Excerpted records:
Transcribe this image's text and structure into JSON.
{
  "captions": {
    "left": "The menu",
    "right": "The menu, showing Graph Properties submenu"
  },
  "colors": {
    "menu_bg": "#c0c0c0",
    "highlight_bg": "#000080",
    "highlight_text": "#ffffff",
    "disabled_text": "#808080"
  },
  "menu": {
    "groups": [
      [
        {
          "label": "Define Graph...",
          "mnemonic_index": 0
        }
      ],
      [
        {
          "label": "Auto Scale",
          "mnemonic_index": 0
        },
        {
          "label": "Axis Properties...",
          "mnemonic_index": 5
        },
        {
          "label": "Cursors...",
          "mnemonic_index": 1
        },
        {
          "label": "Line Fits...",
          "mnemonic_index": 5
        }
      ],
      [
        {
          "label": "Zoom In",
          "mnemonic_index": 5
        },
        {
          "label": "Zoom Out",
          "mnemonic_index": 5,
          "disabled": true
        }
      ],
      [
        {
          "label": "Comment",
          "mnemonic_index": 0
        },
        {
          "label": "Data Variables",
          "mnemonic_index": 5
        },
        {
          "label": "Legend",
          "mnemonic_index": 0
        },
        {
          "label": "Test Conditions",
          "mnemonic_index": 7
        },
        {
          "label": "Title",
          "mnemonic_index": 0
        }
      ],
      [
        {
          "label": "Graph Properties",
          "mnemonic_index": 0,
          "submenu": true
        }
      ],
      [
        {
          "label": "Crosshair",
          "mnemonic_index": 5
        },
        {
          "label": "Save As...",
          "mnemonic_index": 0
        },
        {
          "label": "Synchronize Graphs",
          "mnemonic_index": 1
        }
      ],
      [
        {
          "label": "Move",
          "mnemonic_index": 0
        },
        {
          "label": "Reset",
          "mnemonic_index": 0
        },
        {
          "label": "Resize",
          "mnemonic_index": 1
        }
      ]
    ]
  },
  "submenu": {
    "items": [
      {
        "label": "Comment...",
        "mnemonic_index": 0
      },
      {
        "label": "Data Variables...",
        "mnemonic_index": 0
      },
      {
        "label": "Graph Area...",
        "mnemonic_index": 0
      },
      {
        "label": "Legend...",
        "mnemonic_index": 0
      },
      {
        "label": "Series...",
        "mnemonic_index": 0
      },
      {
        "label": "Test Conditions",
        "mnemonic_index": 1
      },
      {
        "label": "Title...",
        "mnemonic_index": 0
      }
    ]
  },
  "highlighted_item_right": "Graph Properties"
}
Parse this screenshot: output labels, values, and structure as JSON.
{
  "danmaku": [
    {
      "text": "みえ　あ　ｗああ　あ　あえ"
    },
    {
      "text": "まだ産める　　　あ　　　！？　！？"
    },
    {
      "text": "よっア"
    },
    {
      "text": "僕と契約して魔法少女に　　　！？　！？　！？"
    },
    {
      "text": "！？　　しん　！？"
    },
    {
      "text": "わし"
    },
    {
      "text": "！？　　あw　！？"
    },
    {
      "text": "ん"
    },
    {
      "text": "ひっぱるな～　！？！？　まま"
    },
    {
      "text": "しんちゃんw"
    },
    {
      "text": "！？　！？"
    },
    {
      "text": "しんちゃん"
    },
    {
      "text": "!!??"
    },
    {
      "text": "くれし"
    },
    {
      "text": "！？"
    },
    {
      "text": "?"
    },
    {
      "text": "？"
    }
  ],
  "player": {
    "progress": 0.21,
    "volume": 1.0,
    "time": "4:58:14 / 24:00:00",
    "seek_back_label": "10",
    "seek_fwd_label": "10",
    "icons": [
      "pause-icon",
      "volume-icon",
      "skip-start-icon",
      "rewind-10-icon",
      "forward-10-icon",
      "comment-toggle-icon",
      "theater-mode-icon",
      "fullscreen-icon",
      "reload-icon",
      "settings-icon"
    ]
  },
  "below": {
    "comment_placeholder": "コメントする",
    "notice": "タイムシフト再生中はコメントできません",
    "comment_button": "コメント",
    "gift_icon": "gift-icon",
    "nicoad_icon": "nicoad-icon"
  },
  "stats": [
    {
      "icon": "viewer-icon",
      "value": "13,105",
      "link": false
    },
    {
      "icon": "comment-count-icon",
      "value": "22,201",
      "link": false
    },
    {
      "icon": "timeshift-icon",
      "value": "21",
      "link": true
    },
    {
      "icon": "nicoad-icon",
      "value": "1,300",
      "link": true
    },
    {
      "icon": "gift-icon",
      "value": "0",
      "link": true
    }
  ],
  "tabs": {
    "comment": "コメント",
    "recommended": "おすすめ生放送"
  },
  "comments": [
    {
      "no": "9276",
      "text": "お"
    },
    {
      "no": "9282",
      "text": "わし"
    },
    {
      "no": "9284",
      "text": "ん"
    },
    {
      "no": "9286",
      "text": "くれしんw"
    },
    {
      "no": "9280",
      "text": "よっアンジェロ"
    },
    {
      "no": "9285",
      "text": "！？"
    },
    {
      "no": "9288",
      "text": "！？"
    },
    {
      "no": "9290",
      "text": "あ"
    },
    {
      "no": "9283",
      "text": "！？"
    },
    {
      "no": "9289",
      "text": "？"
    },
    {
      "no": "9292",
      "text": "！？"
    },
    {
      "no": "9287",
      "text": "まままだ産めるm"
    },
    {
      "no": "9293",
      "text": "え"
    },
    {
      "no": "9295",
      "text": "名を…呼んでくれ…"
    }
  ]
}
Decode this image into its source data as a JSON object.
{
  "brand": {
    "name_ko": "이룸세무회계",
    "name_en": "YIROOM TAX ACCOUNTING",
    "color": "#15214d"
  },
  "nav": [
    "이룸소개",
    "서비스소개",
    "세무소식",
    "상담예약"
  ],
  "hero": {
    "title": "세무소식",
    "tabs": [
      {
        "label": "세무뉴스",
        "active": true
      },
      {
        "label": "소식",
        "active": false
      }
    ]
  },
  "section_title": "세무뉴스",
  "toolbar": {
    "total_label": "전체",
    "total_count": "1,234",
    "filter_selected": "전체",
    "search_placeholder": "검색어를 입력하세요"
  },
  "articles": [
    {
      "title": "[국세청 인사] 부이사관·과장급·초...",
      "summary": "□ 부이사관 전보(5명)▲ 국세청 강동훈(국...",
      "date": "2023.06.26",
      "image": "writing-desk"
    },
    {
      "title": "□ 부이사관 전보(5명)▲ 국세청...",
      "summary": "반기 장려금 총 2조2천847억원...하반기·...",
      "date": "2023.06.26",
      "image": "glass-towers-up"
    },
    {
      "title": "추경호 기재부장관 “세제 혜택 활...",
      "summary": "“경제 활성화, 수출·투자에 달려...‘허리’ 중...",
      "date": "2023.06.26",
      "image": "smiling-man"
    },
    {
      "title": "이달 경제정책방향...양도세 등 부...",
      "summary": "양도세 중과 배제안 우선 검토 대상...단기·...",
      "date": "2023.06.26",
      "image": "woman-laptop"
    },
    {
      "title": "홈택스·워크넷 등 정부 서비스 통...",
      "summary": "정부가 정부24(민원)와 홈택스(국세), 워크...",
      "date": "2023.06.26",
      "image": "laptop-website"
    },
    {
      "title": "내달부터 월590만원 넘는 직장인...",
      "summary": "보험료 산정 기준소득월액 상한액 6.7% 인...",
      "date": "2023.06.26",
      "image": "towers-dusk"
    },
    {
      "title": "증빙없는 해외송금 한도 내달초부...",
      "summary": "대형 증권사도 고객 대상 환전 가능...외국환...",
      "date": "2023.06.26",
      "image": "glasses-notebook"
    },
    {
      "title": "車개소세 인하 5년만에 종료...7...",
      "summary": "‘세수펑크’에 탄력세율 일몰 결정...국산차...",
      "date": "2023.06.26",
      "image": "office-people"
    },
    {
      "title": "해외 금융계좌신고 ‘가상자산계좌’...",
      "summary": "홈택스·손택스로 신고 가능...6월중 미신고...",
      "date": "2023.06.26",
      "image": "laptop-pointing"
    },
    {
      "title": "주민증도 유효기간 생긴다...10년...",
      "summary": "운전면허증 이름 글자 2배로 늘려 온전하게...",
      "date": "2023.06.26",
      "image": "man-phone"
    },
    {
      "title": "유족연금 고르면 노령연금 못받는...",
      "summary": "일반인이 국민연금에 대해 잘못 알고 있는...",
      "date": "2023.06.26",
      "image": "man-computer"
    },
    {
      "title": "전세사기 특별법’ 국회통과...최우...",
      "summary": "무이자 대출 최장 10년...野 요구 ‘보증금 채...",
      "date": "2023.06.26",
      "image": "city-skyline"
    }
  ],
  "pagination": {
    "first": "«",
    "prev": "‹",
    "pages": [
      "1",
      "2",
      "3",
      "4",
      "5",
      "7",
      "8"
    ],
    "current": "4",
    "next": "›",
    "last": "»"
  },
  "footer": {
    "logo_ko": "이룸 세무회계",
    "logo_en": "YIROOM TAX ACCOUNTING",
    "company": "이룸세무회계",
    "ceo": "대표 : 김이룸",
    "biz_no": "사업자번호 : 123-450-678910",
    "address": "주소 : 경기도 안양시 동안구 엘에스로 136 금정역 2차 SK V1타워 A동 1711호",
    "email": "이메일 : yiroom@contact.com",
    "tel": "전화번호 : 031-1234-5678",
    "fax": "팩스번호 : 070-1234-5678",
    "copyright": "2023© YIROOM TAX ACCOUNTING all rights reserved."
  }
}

Short problem:
Go through the material above and count the lines that include "summary". Give the number alone.

Output of the exercise:
12